__INSTRUCTIONS TO FOLLOW__. Present the following data again exactly as it is shown.

__DATASET RECORDS__.
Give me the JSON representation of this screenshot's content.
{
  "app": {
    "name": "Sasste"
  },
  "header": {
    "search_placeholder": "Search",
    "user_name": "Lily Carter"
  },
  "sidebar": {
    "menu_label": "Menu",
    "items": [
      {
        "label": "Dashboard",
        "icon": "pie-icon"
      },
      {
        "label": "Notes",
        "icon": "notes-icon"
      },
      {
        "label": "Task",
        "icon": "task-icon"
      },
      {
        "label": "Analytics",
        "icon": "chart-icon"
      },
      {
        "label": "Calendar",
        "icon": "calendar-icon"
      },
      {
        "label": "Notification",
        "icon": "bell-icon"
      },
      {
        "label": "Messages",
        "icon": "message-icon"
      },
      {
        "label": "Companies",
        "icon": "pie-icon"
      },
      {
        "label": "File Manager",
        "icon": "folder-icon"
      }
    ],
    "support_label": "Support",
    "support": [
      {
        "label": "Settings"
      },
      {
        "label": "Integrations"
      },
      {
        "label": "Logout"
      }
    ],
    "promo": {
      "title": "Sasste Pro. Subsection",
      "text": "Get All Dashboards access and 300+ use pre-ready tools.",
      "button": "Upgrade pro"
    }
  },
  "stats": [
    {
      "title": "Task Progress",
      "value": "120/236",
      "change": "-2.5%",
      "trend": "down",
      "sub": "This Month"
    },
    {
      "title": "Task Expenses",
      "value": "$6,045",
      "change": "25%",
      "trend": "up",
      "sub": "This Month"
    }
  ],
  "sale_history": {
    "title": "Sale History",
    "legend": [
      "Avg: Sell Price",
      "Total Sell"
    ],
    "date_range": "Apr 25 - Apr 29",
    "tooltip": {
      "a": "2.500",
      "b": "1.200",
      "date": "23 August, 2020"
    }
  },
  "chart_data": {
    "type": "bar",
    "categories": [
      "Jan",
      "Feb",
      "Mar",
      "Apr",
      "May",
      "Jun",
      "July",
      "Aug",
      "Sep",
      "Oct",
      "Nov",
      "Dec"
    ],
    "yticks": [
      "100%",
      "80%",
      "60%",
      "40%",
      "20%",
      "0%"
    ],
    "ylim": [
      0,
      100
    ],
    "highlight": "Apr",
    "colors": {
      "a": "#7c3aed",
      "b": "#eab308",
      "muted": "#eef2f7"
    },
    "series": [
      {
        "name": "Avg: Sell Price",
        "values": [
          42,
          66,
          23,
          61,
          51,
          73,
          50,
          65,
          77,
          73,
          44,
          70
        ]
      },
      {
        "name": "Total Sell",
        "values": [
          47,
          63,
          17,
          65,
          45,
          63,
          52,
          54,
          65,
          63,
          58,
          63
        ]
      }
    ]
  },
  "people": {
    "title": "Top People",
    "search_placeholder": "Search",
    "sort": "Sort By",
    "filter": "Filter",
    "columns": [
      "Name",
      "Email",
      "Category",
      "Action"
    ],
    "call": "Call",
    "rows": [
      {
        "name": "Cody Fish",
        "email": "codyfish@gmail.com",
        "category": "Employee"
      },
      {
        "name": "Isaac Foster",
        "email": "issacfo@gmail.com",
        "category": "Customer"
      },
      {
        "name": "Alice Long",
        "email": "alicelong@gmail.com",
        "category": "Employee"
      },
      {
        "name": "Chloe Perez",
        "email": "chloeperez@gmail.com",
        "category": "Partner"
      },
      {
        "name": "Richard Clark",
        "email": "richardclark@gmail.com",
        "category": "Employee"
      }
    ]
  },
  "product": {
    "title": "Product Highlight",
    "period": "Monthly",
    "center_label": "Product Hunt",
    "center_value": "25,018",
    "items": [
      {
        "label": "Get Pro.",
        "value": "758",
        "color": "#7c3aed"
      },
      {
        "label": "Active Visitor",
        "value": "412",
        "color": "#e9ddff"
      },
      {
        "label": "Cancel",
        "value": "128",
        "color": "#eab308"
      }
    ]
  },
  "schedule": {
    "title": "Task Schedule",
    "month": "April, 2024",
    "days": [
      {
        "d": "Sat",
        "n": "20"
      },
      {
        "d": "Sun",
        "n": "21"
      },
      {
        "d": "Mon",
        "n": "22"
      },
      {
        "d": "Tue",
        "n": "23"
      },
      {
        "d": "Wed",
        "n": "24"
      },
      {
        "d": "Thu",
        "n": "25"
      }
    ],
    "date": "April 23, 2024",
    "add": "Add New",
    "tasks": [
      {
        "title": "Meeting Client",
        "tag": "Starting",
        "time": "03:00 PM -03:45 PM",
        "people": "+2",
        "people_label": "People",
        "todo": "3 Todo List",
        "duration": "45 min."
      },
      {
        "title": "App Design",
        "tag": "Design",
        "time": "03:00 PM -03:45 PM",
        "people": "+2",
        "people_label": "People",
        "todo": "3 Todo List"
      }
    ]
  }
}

__CORRECT RESPONSE__.
Give me the JSON representation of this screenshot's content.
{
  "app": {
    "name": "Sasste"
  },
  "header": {
    "search_placeholder": "Search",
    "user_name": "Lily Carter"
  },
  "sidebar": {
    "menu_label": "Menu",
    "items": [
      {
        "label": "Dashboard",
        "icon": "pie-icon"
      },
      {
        "label": "Notes",
        "icon": "notes-icon"
      },
      {
        "label": "Task",
        "icon": "task-icon"
      },
      {
        "label": "Analytics",
        "icon": "chart-icon"
      },
      {
        "label": "Calendar",
        "icon": "calendar-icon"
      },
      {
        "label": "Notification",
        "icon": "bell-icon"
      },
      {
        "label": "Messages",
        "icon": "message-icon"
      },
      {
        "label": "Companies",
        "icon": "pie-icon"
      },
      {
        "label": "File Manager",
        "icon": "folder-icon"
      }
    ],
    "support_label": "Support",
    "support": [
      {
        "label": "Settings"
      },
      {
        "label": "Integrations"
      },
      {
        "label": "Logout"
      }
    ],
    "promo": {
      "title": "Sasste Pro. Subsection",
      "text": "Get All Dashboards access and 300+ use pre-ready tools.",
      "button": "Upgrade pro"
    }
  },
  "stats": [
    {
      "title": "Task Progress",
      "value": "120/236",
      "change": "-2.5%",
      "trend": "down",
      "sub": "This Month"
    },
    {
      "title": "Task Expenses",
      "value": "$6,045",
      "change": "25%",
      "trend": "up",
      "sub": "This Month"
    }
  ],
  "sale_history": {
    "title": "Sale History",
    "legend": [
      "Avg: Sell Price",
      "Total Sell"
    ],
    "date_range": "Apr 25 - Apr 29",
    "tooltip": {
      "a": "2.500",
      "b": "1.200",
      "date": "23 August, 2020"
    }
  },
  "chart_data": {
    "type": "bar",
    "categories": [
      "Jan",
      "Feb",
      "Mar",
      "Apr",
      "May",
      "Jun",
      "July",
      "Aug",
      "Sep",
      "Oct",
      "Nov",
      "Dec"
    ],
    "yticks": [
      "100%",
      "80%",
      "60%",
      "40%",
      "20%",
      "0%"
    ],
    "ylim": [
      0,
      100
    ],
    "highlight": "Apr",
    "colors": {
      "a": "#7c3aed",
      "b": "#eab308",
      "muted": "#eef2f7"
    },
    "series": [
      {
        "name": "Avg: Sell Price",
        "values": [
          42,
          66,
          23,
          61,
          51,
          73,
          50,
          65,
          77,
          73,
          44,
          70
        ]
      },
      {
        "name": "Total Sell",
        "values": [
          47,
          63,
          17,
          65,
          45,
          63,
          52,
          54,
          65,
          63,
          58,
          63
        ]
      }
    ]
  },
  "people": {
    "title": "Top People",
    "search_placeholder": "Search",
    "sort": "Sort By",
    "filter": "Filter",
    "columns": [
      "Name",
      "Email",
      "Category",
      "Action"
    ],
    "call": "Call",
    "rows": [
      {
        "name": "Cody Fish",
        "email": "codyfish@gmail.com",
        "category": "Employee"
      },
      {
        "name": "Isaac Foster",
        "email": "issacfo@gmail.com",
        "category": "Customer"
      },
      {
        "name": "Alice Long",
        "email": "alicelong@gmail.com",
        "category": "Employee"
      },
      {
        "name": "Chloe Perez",
        "email": "chloeperez@gmail.com",
        "category": "Partner"
      },
      {
        "name": "Richard Clark",
        "email": "richardclark@gmail.com",
        "category": "Employee"
      }
    ]
  },
  "product": {
    "title": "Product Highlight",
    "period": "Monthly",
    "center_label": "Product Hunt",
    "center_value": "25,018",
    "items": [
      {
        "label": "Get Pro.",
        "value": "758",
        "color": "#7c3aed"
      },
      {
        "label": "Active Visitor",
        "value": "412",
        "color": "#e9ddff"
      },
      {
        "label": "Cancel",
        "value": "128",
        "color": "#eab308"
      }
    ]
  },
  "schedule": {
    "title": "Task Schedule",
    "month": "April, 2024",
    "days": [
      {
        "d": "Sat",
        "n": "20"
      },
      {
        "d": "Sun",
        "n": "21"
      },
      {
        "d": "Mon",
        "n": "22"
      },
      {
        "d": "Tue",
        "n": "23"
      },
      {
        "d": "Wed",
        "n": "24"
      },
      {
        "d": "Thu",
        "n": "25"
      }
    ],
    "date": "April 23, 2024",
    "add": "Add New",
    "tasks": [
      {
        "title": "Meeting Client",
        "tag": "Starting",
        "time": "03:00 PM -03:45 PM",
        "people": "+2",
        "people_label": "People",
        "todo": "3 Todo List",
        "duration": "45 min."
      },
      {
        "title": "App Design",
        "tag": "Design",
        "time": "03:00 PM -03:45 PM",
        "people": "+2",
        "people_label": "People",
        "todo": "3 Todo List"
      }
    ]
  }
}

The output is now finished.